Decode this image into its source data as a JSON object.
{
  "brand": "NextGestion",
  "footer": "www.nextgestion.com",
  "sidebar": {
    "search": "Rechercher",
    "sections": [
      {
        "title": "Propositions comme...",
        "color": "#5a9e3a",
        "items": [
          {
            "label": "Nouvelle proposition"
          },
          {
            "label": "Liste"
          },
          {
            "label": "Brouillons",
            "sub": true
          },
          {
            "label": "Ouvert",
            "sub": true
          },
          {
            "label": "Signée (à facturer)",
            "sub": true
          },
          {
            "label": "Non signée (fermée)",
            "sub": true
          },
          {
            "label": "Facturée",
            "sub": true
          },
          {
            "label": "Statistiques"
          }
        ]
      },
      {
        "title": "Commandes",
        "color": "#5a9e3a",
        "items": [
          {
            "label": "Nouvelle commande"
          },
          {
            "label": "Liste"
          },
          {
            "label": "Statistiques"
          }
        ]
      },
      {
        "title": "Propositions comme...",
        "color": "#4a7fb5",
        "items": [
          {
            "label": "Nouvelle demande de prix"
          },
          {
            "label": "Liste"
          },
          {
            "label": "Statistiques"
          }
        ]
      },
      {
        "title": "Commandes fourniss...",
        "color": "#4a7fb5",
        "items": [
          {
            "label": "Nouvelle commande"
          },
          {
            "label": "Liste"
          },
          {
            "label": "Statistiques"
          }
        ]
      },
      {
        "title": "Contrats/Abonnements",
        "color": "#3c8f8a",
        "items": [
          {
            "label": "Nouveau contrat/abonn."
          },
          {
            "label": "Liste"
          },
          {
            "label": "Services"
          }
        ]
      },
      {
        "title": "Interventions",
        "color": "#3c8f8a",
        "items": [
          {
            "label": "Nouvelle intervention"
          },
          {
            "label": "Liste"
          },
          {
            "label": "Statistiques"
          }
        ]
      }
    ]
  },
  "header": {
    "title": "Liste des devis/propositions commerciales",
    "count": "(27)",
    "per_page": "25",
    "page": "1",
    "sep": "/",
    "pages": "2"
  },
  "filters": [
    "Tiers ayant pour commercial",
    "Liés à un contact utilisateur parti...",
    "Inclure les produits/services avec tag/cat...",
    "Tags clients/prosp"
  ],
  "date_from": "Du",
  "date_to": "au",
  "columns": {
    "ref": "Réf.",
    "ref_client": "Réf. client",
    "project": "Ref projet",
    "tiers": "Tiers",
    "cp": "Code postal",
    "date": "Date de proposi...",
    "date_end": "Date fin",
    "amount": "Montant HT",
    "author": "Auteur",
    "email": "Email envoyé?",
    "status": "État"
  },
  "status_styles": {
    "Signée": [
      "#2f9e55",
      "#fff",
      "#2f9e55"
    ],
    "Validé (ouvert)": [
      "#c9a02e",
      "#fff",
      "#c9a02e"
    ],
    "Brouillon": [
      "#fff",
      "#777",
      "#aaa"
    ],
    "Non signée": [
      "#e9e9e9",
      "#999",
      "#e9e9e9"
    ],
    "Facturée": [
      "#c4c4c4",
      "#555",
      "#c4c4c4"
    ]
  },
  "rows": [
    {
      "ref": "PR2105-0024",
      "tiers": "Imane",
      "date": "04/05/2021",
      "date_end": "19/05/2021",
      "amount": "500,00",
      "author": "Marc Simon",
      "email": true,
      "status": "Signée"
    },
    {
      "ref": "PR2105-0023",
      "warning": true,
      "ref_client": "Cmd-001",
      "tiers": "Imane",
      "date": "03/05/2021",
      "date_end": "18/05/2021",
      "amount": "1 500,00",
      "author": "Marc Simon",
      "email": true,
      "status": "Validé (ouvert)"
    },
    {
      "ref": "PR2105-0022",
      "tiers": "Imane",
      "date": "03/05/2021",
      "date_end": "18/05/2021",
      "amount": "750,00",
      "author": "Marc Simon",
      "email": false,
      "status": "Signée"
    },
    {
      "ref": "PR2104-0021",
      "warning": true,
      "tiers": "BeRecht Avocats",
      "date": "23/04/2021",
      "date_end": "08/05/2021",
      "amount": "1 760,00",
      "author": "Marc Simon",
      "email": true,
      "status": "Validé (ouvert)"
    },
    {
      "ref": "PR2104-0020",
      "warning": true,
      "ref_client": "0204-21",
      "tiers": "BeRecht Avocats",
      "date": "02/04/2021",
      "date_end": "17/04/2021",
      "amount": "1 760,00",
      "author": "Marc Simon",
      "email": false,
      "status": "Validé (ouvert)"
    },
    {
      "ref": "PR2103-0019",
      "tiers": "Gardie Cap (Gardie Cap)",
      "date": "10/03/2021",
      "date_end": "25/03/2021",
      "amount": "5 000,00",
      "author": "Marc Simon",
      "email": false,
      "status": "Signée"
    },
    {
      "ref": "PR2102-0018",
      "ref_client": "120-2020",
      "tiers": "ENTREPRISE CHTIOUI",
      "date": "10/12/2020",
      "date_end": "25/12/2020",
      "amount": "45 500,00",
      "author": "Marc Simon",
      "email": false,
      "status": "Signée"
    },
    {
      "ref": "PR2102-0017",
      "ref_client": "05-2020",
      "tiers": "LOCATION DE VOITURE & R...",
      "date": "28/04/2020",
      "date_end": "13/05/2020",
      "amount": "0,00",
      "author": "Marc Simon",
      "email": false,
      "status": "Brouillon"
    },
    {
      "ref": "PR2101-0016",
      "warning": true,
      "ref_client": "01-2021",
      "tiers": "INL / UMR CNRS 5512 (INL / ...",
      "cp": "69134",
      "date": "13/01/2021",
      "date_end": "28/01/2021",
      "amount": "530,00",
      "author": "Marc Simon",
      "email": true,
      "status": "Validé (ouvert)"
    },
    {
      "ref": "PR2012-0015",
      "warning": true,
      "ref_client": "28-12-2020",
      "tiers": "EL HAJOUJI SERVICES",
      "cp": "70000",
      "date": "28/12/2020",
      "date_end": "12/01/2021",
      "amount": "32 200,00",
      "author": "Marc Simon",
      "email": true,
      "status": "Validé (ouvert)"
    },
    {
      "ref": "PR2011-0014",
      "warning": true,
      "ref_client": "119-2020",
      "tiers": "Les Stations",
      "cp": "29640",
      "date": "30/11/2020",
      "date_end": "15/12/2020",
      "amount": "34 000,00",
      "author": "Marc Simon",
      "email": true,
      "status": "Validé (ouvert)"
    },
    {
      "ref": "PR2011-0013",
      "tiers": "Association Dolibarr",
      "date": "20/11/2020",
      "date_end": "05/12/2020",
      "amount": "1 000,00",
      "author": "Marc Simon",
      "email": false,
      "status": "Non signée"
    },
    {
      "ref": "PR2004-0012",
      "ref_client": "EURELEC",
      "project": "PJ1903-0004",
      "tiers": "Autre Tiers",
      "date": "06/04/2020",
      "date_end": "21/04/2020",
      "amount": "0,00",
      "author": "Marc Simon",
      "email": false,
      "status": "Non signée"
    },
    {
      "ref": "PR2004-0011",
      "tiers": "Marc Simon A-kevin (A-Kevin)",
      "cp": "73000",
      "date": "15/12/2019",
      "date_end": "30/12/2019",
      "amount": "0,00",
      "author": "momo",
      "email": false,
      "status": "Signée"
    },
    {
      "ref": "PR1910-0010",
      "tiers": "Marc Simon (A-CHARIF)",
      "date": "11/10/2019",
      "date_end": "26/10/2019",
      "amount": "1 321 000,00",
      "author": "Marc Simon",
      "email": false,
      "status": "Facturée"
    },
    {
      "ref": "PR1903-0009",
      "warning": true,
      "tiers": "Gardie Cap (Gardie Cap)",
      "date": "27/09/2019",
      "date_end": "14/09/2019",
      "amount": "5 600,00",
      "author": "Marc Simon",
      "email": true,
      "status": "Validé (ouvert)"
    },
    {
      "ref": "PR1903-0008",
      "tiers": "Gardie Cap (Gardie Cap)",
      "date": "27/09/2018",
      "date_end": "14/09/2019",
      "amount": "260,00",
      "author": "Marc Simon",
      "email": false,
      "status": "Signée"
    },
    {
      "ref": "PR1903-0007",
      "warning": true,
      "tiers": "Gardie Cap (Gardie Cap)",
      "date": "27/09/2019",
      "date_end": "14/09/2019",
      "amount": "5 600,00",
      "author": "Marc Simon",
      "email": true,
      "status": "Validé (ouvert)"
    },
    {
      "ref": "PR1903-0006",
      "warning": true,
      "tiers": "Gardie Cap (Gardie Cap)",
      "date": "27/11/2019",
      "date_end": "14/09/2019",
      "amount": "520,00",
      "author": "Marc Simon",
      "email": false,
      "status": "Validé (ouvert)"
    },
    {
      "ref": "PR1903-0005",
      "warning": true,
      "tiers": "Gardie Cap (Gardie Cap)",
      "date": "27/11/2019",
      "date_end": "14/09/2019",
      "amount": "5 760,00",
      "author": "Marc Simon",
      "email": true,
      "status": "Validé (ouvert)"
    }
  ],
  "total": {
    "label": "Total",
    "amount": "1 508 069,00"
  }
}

*****

§ **Task directions**: Report how many lines include the word "title". Give nothing but the number.

§ **Response to this task**: 7